Source records
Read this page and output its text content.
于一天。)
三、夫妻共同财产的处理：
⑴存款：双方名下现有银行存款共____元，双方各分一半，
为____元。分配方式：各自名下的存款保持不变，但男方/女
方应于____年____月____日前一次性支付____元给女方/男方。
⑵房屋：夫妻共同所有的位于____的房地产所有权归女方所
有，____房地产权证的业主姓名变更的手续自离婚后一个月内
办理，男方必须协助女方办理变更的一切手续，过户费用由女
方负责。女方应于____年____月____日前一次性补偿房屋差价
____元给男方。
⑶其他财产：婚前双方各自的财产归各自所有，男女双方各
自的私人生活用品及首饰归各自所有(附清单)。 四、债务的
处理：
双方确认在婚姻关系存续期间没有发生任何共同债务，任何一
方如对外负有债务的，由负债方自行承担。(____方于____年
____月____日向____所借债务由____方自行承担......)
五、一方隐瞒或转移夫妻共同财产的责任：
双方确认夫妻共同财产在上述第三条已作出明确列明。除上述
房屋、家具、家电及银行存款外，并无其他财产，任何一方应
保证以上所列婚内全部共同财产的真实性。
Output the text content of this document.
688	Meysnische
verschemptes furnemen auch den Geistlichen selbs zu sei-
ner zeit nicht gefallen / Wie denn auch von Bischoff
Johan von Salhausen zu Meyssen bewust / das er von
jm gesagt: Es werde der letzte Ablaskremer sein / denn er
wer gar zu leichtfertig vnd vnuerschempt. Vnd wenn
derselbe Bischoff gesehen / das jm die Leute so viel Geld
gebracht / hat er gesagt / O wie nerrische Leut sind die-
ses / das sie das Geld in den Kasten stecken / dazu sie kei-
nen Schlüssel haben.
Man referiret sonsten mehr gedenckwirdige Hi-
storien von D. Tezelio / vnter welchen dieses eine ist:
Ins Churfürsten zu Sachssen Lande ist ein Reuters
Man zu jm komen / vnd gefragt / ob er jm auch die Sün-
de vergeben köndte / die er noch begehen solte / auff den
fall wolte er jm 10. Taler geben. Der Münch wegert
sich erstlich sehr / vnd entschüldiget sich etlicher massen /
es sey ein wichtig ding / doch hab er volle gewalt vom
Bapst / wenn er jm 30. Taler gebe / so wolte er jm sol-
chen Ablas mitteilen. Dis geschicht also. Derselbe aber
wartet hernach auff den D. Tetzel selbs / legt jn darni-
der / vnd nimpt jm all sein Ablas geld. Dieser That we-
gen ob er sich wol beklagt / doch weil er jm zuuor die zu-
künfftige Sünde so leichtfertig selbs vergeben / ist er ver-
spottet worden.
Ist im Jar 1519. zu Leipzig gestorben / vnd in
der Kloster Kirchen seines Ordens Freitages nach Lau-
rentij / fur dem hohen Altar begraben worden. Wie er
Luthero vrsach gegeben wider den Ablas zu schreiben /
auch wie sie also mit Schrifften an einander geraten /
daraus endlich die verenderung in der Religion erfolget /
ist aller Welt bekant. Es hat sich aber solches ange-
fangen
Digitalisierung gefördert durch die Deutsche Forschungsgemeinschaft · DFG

GOAL
Find every line in the records above that holds the word "content", and copy each one.

COMPLETE ANSWER
Read this page and output its text content.
Output the text content of this document.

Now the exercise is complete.